PROBLEM
Your answer should be only a number: how many lines include the word "change".

Extracted data entries:
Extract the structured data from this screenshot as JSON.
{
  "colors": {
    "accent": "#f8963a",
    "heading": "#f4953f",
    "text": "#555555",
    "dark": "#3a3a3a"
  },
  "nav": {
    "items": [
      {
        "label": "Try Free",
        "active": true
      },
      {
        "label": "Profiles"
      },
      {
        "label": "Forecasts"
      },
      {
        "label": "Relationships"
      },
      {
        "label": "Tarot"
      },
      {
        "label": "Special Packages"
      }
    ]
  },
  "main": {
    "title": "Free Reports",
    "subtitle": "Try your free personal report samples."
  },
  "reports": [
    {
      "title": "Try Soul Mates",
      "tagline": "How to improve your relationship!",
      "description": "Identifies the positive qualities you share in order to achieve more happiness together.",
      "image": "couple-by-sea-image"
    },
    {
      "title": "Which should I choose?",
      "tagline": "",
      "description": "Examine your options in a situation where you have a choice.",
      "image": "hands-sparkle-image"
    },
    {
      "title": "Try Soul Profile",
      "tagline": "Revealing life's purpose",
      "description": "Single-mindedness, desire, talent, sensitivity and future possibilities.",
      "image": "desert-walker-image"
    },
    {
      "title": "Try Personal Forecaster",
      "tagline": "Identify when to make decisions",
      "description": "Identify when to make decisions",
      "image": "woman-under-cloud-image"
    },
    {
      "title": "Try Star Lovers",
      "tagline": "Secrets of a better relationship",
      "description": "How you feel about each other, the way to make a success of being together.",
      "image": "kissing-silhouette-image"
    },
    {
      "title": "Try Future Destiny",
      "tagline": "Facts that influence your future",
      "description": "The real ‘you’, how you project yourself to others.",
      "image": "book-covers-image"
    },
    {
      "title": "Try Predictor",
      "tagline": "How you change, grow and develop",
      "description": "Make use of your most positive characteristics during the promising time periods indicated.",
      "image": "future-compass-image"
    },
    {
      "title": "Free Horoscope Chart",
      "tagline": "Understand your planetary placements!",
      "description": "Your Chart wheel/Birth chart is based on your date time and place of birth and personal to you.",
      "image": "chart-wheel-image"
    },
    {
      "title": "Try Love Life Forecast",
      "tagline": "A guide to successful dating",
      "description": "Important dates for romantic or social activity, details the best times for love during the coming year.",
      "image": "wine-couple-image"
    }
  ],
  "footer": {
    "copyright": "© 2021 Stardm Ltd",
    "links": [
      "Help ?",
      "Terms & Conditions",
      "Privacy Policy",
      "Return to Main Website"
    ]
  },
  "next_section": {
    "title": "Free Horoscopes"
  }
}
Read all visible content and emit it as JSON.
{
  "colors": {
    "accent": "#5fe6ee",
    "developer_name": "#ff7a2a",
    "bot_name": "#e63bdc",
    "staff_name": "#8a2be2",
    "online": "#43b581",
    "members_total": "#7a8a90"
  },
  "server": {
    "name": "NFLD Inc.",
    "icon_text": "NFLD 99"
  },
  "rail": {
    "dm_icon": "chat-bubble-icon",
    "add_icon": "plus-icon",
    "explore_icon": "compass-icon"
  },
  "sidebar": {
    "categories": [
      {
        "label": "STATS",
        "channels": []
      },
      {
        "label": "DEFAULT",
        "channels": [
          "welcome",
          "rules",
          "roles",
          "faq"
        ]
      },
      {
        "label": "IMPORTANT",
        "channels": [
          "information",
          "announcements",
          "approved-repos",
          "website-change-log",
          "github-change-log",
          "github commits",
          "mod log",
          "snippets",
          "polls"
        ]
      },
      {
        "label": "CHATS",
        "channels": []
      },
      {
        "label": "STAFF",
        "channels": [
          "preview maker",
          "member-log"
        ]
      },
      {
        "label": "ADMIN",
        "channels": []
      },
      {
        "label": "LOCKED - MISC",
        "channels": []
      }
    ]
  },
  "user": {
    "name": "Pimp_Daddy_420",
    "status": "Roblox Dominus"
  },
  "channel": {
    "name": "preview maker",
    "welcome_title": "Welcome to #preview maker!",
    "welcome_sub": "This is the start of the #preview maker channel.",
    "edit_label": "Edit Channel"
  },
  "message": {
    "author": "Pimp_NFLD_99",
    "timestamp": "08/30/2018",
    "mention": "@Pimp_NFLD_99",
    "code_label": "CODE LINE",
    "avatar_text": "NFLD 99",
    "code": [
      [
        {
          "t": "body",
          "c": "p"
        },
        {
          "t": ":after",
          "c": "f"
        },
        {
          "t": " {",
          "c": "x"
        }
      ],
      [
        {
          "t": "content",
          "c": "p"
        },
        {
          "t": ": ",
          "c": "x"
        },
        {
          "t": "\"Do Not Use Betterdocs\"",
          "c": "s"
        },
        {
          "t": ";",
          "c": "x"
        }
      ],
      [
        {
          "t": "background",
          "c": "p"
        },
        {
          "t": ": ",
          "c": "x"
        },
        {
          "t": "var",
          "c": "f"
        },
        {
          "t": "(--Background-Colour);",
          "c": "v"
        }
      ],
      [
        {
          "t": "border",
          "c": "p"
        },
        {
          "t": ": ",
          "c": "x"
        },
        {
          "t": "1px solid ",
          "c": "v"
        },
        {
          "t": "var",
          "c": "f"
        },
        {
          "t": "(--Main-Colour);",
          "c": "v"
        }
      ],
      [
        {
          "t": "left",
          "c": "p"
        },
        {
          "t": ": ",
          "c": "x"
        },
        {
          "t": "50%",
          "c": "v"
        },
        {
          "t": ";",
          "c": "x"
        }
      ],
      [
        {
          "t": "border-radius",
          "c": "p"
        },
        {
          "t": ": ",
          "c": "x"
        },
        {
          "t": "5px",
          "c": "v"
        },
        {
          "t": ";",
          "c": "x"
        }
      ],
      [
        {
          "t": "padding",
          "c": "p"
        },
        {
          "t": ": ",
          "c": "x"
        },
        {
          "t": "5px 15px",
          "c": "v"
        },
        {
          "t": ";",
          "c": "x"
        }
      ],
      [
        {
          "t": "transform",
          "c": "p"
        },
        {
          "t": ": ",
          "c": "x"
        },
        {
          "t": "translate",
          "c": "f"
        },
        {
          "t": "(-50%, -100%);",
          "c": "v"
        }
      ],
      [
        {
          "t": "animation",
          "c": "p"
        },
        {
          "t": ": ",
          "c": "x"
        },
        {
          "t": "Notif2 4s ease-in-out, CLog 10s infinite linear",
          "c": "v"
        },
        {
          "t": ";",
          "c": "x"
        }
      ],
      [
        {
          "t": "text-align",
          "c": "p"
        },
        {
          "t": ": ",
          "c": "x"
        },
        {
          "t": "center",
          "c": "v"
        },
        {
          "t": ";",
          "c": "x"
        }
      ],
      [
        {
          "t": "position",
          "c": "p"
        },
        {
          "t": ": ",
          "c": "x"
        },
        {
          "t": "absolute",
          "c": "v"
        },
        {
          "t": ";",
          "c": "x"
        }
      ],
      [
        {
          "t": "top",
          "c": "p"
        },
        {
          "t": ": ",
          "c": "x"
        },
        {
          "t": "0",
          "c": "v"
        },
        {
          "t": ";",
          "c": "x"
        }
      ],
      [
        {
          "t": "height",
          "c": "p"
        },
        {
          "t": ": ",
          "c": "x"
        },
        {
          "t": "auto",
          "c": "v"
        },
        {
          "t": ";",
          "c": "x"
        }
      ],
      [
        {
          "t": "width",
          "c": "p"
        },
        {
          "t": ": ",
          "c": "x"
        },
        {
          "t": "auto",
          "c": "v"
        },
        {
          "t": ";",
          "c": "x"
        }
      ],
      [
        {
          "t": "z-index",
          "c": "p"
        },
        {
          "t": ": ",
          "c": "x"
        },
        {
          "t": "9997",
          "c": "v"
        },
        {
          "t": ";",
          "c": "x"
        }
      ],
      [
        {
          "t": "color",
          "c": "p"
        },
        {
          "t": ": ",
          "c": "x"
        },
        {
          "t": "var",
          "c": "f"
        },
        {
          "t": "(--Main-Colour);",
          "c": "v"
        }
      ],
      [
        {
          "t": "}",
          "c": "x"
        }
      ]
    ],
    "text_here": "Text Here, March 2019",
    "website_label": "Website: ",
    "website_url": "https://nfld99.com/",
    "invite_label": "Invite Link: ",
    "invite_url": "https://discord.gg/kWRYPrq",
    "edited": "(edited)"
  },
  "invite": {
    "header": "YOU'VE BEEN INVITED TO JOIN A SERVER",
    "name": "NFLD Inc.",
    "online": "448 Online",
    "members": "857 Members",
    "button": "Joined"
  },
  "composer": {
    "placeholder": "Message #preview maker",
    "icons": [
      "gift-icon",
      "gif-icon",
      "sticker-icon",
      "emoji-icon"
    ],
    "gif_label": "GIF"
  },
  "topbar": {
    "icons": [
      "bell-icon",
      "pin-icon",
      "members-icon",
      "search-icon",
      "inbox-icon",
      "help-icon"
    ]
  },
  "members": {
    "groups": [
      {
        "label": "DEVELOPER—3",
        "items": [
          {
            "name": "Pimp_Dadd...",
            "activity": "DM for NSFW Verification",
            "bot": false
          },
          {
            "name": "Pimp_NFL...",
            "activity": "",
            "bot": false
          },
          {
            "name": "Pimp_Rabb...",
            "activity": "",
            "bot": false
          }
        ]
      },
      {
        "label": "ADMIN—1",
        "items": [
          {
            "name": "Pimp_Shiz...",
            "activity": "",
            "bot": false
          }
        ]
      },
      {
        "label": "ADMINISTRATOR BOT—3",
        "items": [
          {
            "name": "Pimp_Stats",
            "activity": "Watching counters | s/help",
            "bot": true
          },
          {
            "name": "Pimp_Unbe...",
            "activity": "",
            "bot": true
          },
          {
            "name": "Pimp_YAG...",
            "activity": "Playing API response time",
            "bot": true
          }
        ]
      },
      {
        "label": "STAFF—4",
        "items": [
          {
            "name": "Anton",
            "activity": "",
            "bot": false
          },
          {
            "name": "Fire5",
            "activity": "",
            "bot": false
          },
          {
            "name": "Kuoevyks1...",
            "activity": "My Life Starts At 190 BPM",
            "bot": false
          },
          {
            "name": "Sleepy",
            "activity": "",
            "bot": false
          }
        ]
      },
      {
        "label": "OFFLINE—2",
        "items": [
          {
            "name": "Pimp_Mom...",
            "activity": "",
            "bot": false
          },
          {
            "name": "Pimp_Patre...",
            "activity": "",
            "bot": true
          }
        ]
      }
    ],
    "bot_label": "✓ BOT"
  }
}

RESULT OF THIS TASK
3